Aim of the exercise: Output all lines exactly, with nothing added or dropped.

Records for this exercise:

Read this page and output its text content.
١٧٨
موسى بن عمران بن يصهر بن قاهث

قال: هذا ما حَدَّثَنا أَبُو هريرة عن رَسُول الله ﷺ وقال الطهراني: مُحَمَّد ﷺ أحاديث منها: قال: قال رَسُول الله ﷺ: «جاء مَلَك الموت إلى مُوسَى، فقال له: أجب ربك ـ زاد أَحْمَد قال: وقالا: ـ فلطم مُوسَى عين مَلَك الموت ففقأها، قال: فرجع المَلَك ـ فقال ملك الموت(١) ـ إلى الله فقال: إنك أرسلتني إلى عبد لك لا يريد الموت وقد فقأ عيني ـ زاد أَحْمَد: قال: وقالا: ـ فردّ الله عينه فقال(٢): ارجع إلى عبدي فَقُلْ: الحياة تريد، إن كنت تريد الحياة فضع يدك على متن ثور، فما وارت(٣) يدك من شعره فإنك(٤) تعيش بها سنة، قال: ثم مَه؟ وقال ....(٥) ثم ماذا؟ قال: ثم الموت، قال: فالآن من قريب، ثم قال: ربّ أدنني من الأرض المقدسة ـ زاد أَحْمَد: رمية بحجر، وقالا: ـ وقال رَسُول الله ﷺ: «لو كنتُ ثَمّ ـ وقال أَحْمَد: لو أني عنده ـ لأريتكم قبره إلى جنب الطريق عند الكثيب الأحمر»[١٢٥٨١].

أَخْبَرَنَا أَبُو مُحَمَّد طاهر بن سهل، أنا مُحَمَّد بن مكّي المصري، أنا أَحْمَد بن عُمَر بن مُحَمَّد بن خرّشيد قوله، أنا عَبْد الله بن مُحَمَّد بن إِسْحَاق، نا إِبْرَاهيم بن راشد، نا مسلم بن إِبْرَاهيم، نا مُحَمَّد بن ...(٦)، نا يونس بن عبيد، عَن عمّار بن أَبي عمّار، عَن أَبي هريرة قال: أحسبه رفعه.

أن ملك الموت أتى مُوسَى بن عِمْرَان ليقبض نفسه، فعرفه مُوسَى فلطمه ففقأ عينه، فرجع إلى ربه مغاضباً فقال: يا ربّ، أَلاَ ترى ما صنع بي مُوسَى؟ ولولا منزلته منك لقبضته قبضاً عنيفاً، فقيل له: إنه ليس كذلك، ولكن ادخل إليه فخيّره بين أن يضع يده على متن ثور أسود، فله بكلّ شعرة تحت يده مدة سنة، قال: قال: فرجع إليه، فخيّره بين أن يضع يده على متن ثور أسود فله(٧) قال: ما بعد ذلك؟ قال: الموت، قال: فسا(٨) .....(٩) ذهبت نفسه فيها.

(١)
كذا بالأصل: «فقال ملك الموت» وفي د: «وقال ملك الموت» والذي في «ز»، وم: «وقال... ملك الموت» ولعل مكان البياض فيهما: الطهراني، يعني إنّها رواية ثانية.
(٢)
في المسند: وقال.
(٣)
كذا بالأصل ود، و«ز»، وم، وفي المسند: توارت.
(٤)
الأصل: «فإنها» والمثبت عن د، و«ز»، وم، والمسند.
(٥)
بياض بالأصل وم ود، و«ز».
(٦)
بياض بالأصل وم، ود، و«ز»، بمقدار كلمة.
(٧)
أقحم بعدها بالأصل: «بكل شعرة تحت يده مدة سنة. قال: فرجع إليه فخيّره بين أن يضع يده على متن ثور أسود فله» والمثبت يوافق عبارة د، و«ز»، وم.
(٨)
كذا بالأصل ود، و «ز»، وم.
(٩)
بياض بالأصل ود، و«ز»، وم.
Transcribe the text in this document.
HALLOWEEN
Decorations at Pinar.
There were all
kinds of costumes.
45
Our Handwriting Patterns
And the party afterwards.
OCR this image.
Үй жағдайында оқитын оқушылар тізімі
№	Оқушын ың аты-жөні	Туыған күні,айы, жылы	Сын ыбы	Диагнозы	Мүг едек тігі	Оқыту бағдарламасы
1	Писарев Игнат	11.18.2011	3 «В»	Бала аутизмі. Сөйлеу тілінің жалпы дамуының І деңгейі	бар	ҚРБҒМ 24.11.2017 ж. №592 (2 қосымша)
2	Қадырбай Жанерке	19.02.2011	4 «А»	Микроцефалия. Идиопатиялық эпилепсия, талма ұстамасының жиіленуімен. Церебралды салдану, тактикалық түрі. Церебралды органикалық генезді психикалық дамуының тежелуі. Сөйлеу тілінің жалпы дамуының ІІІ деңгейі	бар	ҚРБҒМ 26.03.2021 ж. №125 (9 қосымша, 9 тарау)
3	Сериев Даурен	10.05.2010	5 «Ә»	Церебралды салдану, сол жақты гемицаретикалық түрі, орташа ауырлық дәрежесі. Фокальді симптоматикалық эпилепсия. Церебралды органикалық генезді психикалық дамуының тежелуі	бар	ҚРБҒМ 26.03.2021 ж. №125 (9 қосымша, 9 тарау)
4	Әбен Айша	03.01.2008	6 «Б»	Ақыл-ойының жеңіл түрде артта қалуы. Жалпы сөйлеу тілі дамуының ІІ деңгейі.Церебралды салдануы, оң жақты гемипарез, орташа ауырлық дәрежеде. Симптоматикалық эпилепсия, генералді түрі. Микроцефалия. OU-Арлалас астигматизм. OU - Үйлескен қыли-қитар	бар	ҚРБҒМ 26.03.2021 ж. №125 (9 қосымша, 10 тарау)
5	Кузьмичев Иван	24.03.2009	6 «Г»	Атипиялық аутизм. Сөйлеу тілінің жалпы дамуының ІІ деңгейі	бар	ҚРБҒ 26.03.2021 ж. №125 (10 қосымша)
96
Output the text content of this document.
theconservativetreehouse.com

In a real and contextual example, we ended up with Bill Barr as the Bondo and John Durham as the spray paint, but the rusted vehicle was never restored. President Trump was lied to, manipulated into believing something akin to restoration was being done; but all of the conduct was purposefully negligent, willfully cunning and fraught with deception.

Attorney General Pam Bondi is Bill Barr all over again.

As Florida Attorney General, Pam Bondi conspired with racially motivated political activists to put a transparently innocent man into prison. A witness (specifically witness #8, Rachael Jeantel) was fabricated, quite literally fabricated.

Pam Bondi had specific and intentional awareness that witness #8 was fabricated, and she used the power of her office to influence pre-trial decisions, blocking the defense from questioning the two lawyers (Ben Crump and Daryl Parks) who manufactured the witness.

Finished exercise:
Read this page and output its text content.
١٧٨
موسى بن عمران بن يصهر بن قاهث

قال: هذا ما حَدَّثَنا أَبُو هريرة عن رَسُول الله ﷺ وقال الطهراني: مُحَمَّد ﷺ أحاديث منها: قال: قال رَسُول الله ﷺ: «جاء مَلَك الموت إلى مُوسَى، فقال له: أجب ربك ـ زاد أَحْمَد قال: وقالا: ـ فلطم مُوسَى عين مَلَك الموت ففقأها، قال: فرجع المَلَك ـ فقال ملك الموت(١) ـ إلى الله فقال: إنك أرسلتني إلى عبد لك لا يريد الموت وقد فقأ عيني ـ زاد أَحْمَد: قال: وقالا: ـ فردّ الله عينه فقال(٢): ارجع إلى عبدي فَقُلْ: الحياة تريد، إن كنت تريد الحياة فضع يدك على متن ثور، فما وارت(٣) يدك من شعره فإنك(٤) تعيش بها سنة، قال: ثم مَه؟ وقال ....(٥) ثم ماذا؟ قال: ثم الموت، قال: فالآن من قريب، ثم قال: ربّ أدنني من الأرض المقدسة ـ زاد أَحْمَد: رمية بحجر، وقالا: ـ وقال رَسُول الله ﷺ: «لو كنتُ ثَمّ ـ وقال أَحْمَد: لو أني عنده ـ لأريتكم قبره إلى جنب الطريق عند الكثيب الأحمر»[١٢٥٨١].

أَخْبَرَنَا أَبُو مُحَمَّد طاهر بن سهل، أنا مُحَمَّد بن مكّي المصري، أنا أَحْمَد بن عُمَر بن مُحَمَّد بن خرّشيد قوله، أنا عَبْد الله بن مُحَمَّد بن إِسْحَاق، نا إِبْرَاهيم بن راشد، نا مسلم بن إِبْرَاهيم، نا مُحَمَّد بن ...(٦)، نا يونس بن عبيد، عَن عمّار بن أَبي عمّار، عَن أَبي هريرة قال: أحسبه رفعه.

أن ملك الموت أتى مُوسَى بن عِمْرَان ليقبض نفسه، فعرفه مُوسَى فلطمه ففقأ عينه، فرجع إلى ربه مغاضباً فقال: يا ربّ، أَلاَ ترى ما صنع بي مُوسَى؟ ولولا منزلته منك لقبضته قبضاً عنيفاً، فقيل له: إنه ليس كذلك، ولكن ادخل إليه فخيّره بين أن يضع يده على متن ثور أسود، فله بكلّ شعرة تحت يده مدة سنة، قال: قال: فرجع إليه، فخيّره بين أن يضع يده على متن ثور أسود فله(٧) قال: ما بعد ذلك؟ قال: الموت، قال: فسا(٨) .....(٩) ذهبت نفسه فيها.

(١)
كذا بالأصل: «فقال ملك الموت» وفي د: «وقال ملك الموت» والذي في «ز»، وم: «وقال... ملك الموت» ولعل مكان البياض فيهما: الطهراني، يعني إنّها رواية ثانية.
(٢)
في المسند: وقال.
(٣)
كذا بالأصل ود، و«ز»، وم، وفي المسند: توارت.
(٤)
الأصل: «فإنها» والمثبت عن د، و«ز»، وم، والمسند.
(٥)
بياض بالأصل وم ود، و«ز».
(٦)
بياض بالأصل وم، ود، و«ز»، بمقدار كلمة.
(٧)
أقحم بعدها بالأصل: «بكل شعرة تحت يده مدة سنة. قال: فرجع إليه فخيّره بين أن يضع يده على متن ثور أسود فله» والمثبت يوافق عبارة د، و«ز»، وم.
(٨)
كذا بالأصل ود، و «ز»، وم.
(٩)
بياض بالأصل ود، و«ز»، وم.
Transcribe the text in this document.
HALLOWEEN
Decorations at Pinar.
There were all
kinds of costumes.
45
Our Handwriting Patterns
And the party afterwards.
OCR this image.
Үй жағдайында оқитын оқушылар тізімі
№	Оқушын ың аты-жөні	Туыған күні,айы, жылы	Сын ыбы	Диагнозы	Мүг едек тігі	Оқыту бағдарламасы
1	Писарев Игнат	11.18.2011	3 «В»	Бала аутизмі. Сөйлеу тілінің жалпы дамуының І деңгейі	бар	ҚРБҒМ 24.11.2017 ж. №592 (2 қосымша)
2	Қадырбай Жанерке	19.02.2011	4 «А»	Микроцефалия. Идиопатиялық эпилепсия, талма ұстамасының жиіленуімен. Церебралды салдану, тактикалық түрі. Церебралды органикалық генезді психикалық дамуының тежелуі. Сөйлеу тілінің жалпы дамуының ІІІ деңгейі	бар	ҚРБҒМ 26.03.2021 ж. №125 (9 қосымша, 9 тарау)
3	Сериев Даурен	10.05.2010	5 «Ә»	Церебралды салдану, сол жақты гемицаретикалық түрі, орташа ауырлық дәрежесі. Фокальді симптоматикалық эпилепсия. Церебралды органикалық генезді психикалық дамуының тежелуі	бар	ҚРБҒМ 26.03.2021 ж. №125 (9 қосымша, 9 тарау)
4	Әбен Айша	03.01.2008	6 «Б»	Ақыл-ойының жеңіл түрде артта қалуы. Жалпы сөйлеу тілі дамуының ІІ деңгейі.Церебралды салдануы, оң жақты гемипарез, орташа ауырлық дәрежеде. Симптоматикалық эпилепсия, генералді түрі. Микроцефалия. OU-Арлалас астигматизм. OU - Үйлескен қыли-қитар	бар	ҚРБҒМ 26.03.2021 ж. №125 (9 қосымша, 10 тарау)
5	Кузьмичев Иван	24.03.2009	6 «Г»	Атипиялық аутизм. Сөйлеу тілінің жалпы дамуының ІІ деңгейі	бар	ҚРБҒ 26.03.2021 ж. №125 (10 қосымша)
96
Output the text content of this document.
theconservativetreehouse.com

In a real and contextual example, we ended up with Bill Barr as the Bondo and John Durham as the spray paint, but the rusted vehicle was never restored. President Trump was lied to, manipulated into believing something akin to restoration was being done; but all of the conduct was purposefully negligent, willfully cunning and fraught with deception.

Attorney General Pam Bondi is Bill Barr all over again.

As Florida Attorney General, Pam Bondi conspired with racially motivated political activists to put a transparently innocent man into prison. A witness (specifically witness #8, Rachael Jeantel) was fabricated, quite literally fabricated.

Pam Bondi had specific and intentional awareness that witness #8 was fabricated, and she used the power of her office to influence pre-trial decisions, blocking the defense from questioning the two lawyers (Ben Crump and Daryl Parks) who manufactured the witness.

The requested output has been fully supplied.